**Challenge**
Report each line of the data that includes the word "stavom".

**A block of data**
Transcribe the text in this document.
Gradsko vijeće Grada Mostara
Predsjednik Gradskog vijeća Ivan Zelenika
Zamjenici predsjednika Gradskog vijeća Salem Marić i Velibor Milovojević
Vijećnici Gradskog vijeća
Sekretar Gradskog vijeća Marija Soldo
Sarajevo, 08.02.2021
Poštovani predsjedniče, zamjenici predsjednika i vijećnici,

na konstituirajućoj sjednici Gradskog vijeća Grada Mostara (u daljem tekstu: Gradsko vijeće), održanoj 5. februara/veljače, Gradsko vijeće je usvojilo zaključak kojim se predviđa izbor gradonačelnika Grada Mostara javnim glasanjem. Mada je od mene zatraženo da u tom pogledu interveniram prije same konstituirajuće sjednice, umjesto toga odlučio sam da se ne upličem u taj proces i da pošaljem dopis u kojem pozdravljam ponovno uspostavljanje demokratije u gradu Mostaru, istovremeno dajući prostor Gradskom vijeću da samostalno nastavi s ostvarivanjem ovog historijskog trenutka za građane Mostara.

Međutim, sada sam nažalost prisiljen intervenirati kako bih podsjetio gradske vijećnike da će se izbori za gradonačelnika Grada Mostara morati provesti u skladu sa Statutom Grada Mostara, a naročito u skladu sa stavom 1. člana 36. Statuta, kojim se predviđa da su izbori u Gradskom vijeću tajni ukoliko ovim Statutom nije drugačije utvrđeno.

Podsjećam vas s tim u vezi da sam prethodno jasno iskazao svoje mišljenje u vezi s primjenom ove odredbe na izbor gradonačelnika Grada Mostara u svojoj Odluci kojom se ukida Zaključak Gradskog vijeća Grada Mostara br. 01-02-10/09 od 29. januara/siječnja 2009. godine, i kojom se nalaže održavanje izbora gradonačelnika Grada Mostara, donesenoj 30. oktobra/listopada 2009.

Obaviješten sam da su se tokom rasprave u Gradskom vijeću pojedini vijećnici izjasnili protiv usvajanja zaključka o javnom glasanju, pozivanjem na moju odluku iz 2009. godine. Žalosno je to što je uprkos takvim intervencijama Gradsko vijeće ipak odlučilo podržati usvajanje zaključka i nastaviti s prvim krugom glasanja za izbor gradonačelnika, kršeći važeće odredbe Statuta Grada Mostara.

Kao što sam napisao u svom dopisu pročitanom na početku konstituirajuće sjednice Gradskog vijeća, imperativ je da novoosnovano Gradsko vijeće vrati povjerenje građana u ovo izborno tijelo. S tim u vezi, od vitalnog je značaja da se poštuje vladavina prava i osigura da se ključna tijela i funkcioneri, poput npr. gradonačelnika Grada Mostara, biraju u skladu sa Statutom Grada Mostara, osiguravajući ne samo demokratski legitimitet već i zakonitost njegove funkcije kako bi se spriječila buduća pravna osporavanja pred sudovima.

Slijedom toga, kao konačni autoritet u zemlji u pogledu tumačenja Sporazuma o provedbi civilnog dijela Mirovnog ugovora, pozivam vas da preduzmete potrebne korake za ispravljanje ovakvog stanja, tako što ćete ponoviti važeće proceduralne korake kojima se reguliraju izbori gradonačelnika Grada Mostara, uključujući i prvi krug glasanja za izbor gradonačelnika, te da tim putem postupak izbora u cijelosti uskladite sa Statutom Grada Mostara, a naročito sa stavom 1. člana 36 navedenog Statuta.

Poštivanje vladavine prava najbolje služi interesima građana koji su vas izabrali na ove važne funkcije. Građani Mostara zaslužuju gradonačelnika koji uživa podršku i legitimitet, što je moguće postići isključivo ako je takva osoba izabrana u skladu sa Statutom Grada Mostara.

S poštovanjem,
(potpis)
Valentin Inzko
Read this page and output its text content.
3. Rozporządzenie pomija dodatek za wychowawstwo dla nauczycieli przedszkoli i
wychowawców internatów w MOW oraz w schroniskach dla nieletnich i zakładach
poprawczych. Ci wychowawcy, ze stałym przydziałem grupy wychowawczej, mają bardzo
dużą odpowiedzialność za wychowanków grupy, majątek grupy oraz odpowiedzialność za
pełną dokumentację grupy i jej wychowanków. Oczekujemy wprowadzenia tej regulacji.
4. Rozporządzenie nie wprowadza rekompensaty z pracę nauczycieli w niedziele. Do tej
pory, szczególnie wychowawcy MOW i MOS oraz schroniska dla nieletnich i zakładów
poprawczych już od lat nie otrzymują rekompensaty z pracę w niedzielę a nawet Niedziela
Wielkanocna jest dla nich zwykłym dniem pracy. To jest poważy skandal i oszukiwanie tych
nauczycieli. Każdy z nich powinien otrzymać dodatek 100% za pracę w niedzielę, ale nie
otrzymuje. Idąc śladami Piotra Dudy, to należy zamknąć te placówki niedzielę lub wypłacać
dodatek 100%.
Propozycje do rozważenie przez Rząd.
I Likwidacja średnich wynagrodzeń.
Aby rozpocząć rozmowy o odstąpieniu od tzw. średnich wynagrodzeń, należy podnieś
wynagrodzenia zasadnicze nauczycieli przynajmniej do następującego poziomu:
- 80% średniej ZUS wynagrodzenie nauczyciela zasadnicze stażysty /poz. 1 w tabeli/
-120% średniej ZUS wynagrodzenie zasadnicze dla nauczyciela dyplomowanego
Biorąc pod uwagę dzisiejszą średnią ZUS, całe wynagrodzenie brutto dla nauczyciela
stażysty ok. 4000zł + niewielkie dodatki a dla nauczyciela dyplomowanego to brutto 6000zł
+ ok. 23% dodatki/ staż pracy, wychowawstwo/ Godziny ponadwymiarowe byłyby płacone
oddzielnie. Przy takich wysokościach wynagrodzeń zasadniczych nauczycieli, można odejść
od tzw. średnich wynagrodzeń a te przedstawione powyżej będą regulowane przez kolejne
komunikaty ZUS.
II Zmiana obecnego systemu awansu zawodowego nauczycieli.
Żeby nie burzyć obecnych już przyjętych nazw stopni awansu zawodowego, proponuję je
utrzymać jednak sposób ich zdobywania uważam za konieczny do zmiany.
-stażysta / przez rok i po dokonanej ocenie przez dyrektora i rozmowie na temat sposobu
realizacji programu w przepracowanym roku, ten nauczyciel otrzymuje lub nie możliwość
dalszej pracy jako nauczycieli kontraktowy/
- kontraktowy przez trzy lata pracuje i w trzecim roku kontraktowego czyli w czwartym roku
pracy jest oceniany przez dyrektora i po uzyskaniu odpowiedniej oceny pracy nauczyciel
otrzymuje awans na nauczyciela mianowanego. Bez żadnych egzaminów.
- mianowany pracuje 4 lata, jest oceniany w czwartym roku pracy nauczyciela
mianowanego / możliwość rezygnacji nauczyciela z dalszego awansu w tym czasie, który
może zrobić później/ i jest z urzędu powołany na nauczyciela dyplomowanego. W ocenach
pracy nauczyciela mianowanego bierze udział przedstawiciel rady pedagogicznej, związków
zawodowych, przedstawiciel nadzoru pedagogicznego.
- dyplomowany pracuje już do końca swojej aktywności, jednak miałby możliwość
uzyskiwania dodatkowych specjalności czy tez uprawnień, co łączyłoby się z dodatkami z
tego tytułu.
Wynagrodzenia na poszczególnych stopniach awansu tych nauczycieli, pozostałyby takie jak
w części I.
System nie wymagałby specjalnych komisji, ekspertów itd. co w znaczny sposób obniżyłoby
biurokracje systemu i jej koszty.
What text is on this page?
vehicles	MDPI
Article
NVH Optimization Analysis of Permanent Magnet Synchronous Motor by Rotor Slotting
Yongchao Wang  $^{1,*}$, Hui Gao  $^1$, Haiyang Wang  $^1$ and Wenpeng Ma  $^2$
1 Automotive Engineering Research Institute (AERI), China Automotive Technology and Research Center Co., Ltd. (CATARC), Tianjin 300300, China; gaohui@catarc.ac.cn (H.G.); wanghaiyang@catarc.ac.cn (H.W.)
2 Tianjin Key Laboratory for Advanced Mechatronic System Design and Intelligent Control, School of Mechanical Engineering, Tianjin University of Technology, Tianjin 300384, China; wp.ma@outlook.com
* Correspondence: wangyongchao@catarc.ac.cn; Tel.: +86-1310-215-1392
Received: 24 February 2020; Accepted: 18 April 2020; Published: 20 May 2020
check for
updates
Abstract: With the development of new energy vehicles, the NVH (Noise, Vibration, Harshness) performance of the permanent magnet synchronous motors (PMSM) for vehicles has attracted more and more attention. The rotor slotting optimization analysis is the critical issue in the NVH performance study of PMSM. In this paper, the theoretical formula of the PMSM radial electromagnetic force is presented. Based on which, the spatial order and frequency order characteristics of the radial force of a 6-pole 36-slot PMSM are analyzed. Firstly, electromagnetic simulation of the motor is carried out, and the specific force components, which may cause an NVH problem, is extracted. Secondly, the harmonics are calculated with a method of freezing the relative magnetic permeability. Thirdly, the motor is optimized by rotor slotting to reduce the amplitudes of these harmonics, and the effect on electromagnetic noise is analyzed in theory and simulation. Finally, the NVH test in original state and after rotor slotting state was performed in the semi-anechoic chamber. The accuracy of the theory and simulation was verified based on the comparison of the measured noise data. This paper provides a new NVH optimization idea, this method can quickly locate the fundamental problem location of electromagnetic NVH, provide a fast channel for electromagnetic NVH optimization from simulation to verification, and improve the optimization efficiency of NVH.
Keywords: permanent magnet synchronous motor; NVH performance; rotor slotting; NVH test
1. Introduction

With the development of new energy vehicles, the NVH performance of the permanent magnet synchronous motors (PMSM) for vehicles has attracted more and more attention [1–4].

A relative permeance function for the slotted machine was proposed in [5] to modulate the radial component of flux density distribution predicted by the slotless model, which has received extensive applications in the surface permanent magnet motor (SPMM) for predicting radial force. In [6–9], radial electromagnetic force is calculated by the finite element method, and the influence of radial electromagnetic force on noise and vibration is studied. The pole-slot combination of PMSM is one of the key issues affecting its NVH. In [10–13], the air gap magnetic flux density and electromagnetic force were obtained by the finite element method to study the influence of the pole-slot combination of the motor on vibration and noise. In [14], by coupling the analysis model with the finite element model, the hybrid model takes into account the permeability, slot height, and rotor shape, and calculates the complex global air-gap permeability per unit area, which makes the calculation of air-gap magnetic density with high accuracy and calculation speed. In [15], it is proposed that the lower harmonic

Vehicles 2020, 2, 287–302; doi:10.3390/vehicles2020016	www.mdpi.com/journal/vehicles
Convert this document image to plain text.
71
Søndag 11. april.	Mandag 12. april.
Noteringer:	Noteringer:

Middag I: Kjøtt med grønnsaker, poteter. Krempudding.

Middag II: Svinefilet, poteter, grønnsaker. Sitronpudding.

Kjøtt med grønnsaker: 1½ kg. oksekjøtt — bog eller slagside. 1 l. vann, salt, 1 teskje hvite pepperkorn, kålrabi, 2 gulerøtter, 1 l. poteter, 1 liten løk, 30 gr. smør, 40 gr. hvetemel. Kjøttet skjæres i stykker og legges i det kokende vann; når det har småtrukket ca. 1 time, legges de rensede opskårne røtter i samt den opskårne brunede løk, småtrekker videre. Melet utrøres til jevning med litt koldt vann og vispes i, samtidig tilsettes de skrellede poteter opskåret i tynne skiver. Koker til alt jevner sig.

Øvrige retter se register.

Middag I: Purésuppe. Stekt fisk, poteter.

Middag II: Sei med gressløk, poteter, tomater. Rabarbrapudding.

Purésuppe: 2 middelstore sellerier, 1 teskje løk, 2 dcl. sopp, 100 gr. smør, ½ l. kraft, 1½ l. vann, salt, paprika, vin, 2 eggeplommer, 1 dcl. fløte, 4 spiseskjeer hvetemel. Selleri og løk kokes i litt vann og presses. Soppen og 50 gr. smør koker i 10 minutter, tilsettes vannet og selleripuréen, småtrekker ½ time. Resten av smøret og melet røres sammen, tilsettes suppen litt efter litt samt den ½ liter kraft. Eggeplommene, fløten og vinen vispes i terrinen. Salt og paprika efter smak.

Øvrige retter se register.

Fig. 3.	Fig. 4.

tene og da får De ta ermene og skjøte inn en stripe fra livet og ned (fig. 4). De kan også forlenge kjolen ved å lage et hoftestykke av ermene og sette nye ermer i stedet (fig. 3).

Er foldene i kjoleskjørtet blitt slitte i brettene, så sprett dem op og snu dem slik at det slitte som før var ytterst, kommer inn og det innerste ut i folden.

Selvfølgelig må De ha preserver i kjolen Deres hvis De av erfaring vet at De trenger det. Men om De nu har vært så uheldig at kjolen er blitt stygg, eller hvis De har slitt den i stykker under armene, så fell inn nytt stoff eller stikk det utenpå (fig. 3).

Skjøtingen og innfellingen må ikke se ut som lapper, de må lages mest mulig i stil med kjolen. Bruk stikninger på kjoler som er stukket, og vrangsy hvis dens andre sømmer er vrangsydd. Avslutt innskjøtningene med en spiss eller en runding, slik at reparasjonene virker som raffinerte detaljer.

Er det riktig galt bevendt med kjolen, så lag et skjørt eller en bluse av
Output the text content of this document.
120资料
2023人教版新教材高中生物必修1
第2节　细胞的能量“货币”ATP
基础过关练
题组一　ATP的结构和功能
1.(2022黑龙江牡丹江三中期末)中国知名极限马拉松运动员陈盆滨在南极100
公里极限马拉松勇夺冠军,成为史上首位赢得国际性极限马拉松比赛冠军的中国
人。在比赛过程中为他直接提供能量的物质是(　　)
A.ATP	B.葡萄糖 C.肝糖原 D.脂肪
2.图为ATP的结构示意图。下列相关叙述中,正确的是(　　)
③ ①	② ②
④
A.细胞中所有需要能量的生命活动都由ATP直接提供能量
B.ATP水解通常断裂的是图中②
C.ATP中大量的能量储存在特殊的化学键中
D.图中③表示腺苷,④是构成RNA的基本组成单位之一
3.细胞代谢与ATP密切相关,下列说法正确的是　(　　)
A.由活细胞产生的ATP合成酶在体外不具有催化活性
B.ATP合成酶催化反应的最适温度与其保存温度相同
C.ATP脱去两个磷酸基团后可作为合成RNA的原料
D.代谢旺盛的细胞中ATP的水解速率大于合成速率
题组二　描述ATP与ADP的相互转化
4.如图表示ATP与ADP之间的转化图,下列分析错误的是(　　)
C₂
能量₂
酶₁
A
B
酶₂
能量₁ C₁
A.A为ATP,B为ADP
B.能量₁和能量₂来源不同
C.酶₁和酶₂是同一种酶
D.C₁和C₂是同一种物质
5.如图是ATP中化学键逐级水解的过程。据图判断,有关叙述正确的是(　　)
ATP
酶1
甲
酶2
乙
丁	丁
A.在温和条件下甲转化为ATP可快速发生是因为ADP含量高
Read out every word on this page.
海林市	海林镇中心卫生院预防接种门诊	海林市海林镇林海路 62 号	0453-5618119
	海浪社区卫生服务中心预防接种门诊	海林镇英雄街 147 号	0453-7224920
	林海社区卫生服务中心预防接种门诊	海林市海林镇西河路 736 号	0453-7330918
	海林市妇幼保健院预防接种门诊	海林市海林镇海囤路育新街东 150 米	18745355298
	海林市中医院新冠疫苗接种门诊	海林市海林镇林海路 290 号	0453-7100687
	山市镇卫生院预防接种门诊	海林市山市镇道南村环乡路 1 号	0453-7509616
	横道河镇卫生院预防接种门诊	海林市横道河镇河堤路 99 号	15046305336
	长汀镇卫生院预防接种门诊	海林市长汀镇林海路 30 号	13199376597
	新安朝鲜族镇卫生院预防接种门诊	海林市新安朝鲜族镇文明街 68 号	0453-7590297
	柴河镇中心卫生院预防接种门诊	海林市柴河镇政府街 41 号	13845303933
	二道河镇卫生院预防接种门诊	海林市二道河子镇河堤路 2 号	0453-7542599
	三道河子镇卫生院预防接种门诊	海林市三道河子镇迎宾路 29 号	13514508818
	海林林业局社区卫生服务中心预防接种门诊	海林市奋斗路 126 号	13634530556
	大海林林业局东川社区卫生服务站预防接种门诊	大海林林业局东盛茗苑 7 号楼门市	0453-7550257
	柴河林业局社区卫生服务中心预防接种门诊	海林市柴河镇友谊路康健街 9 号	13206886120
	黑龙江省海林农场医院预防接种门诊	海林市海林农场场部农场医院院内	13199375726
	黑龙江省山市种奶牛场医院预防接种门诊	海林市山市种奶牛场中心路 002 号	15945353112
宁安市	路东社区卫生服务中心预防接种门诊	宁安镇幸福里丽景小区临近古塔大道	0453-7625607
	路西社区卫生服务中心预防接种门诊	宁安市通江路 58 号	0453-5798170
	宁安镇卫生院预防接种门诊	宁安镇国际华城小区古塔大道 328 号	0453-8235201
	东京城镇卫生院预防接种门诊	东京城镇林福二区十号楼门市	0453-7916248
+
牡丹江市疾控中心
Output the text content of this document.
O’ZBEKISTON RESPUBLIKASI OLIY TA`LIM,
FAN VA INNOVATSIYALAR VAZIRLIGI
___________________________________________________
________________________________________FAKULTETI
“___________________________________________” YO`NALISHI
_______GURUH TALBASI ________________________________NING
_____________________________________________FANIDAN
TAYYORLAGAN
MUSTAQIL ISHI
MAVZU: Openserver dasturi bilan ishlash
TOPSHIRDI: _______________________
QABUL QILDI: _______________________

**Task response**
Međutim, sada sam nažalost prisiljen intervenirati kako bih podsjetio gradske vijećnike da će se izbori za gradonačelnika Grada Mostara morati provesti u skladu sa Statutom Grada Mostara, a naročito u skladu sa stavom 1. člana 36. Statuta, kojim se predviđa da su izbori u Gradskom vijeću tajni ukoliko ovim Statutom nije drugačije utvrđeno.
Slijedom toga, kao konačni autoritet u zemlji u pogledu tumačenja Sporazuma o provedbi civilnog dijela Mirovnog ugovora, pozivam vas da preduzmete potrebne korake za ispravljanje ovakvog stanja, tako što ćete ponoviti važeće proceduralne korake kojima se reguliraju izbori gradonačelnika Grada Mostara, uključujući i prvi krug glasanja za izbor gradonačelnika, te da tim putem postupak izbora u cijelosti uskladite sa Statutom Grada Mostara, a naročito sa stavom 1. člana 36 navedenog Statuta.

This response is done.